⟨
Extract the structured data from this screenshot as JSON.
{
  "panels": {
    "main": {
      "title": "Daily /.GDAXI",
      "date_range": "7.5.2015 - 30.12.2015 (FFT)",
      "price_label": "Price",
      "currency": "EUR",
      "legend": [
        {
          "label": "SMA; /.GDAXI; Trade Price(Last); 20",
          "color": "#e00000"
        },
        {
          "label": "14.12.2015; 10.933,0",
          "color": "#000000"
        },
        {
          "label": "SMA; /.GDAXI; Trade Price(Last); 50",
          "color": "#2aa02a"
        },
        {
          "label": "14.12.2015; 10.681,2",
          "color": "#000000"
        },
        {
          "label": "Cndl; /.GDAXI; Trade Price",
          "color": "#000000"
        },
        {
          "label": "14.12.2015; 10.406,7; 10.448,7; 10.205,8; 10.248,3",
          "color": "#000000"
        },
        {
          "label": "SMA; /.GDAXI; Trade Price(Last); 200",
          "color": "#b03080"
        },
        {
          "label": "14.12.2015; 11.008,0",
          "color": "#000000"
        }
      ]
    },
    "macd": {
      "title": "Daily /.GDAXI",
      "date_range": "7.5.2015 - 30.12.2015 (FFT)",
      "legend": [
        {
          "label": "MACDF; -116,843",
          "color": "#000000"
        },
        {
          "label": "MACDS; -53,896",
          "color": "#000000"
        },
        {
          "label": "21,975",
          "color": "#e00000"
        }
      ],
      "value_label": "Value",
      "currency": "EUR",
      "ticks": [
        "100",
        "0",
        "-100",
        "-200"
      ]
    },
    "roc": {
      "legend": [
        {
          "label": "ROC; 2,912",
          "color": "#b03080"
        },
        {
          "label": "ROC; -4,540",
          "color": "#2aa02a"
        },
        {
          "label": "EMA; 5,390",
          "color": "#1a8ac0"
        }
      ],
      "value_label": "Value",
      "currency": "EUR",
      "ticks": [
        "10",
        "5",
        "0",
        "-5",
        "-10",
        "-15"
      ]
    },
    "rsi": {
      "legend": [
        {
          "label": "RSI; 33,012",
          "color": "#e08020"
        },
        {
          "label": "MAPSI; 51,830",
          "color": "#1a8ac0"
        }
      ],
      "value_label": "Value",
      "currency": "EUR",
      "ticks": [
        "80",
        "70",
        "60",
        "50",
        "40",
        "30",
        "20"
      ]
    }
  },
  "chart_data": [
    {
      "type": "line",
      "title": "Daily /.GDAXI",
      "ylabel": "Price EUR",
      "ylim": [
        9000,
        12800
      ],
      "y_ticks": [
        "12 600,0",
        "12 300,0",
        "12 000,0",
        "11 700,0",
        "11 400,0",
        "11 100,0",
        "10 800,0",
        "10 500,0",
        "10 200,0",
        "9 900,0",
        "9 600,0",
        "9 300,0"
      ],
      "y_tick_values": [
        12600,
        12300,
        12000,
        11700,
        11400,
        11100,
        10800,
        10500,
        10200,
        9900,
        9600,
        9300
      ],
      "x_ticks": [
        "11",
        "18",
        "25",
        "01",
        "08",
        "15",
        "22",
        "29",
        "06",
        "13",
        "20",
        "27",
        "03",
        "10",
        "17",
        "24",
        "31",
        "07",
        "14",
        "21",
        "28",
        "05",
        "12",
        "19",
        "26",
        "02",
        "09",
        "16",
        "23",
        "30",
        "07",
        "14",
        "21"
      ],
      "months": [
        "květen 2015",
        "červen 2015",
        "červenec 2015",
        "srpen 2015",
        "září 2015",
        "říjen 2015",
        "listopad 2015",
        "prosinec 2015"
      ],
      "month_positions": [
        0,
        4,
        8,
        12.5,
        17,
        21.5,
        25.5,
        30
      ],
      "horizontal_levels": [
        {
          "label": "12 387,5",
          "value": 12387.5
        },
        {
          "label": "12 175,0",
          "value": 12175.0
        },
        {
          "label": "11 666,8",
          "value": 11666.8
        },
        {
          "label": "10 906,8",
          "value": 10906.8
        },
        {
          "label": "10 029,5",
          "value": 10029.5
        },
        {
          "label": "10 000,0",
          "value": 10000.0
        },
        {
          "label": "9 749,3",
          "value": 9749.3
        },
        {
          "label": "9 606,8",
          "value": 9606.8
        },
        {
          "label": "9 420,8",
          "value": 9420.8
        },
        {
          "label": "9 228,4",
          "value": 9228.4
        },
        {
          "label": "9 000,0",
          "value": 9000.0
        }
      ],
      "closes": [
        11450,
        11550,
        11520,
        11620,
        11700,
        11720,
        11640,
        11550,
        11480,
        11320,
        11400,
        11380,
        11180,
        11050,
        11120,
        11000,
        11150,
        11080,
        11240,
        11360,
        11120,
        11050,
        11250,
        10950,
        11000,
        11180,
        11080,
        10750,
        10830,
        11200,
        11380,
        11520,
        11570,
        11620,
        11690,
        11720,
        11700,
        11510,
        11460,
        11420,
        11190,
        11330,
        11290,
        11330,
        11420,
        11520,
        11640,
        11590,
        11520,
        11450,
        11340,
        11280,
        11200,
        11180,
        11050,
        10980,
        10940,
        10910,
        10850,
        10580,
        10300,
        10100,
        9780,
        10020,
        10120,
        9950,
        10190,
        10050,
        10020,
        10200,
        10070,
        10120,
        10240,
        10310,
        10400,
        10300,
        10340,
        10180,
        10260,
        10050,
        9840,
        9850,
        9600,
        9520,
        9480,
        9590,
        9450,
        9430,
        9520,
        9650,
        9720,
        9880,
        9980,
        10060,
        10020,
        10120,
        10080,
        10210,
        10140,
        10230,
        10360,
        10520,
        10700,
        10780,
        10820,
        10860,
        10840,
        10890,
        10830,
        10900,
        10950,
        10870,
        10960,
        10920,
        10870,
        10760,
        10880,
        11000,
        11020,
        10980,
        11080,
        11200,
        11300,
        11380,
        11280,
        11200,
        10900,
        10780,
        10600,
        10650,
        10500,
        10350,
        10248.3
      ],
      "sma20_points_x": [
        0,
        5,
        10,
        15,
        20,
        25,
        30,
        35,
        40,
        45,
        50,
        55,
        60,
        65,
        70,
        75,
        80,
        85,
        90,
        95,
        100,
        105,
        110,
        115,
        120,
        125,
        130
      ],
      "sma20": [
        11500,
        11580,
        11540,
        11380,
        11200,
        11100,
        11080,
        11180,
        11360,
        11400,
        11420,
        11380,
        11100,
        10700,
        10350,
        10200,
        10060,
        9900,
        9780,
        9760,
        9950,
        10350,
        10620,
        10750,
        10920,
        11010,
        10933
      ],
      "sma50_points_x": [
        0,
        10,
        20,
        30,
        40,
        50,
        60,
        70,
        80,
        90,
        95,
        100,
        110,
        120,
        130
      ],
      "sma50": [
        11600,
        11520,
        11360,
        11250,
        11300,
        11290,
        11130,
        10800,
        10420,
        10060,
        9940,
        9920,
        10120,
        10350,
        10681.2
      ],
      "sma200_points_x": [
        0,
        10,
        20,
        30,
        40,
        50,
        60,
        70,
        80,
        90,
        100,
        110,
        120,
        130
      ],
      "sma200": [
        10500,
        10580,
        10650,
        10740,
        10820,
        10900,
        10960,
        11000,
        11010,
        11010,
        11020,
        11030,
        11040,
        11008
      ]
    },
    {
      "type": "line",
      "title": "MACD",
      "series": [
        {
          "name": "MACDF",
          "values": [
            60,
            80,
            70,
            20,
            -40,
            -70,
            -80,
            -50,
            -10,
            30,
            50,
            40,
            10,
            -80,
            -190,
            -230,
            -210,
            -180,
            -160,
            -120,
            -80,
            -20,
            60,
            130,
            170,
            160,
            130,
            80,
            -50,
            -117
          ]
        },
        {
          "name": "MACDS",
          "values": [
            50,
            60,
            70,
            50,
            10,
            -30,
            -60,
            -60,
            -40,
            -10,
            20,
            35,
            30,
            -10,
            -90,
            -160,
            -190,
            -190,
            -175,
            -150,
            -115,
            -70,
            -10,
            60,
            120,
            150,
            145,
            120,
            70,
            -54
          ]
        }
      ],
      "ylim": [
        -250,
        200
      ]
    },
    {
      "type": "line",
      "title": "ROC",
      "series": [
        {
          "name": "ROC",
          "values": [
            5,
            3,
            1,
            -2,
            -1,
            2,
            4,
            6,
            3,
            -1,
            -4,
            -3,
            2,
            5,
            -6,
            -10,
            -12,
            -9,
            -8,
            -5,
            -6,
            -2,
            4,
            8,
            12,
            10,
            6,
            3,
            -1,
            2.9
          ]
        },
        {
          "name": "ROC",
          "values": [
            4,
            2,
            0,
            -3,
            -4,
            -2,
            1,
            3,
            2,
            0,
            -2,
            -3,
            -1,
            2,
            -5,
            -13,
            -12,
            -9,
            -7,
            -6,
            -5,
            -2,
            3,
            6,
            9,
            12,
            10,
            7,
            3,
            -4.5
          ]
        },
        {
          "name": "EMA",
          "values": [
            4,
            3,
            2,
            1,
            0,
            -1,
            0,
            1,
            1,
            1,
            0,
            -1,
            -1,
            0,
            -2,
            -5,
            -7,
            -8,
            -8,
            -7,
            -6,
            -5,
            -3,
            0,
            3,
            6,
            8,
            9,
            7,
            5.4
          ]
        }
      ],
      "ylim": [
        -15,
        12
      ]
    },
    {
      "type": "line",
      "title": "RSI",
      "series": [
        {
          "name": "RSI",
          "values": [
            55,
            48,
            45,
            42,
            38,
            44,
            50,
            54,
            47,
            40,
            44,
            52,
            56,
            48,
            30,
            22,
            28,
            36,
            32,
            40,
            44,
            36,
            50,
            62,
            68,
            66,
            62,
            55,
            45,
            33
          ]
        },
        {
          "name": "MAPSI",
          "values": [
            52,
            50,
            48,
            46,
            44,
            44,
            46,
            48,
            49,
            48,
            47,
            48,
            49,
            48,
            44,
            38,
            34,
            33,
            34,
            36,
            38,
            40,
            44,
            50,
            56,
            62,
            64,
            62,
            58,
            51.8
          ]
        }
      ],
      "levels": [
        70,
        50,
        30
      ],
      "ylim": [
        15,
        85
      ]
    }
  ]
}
⟩
§ **WORK TO COMPLETE**
Gather each line from the entries above that includes the word "Last".

§ **WRITTEN RESPONSE**
          "label": "SMA; /.GDAXI; Trade Price(Last); 20",
          "label": "SMA; /.GDAXI; Trade Price(Last); 50",
          "label": "SMA; /.GDAXI; Trade Price(Last); 200",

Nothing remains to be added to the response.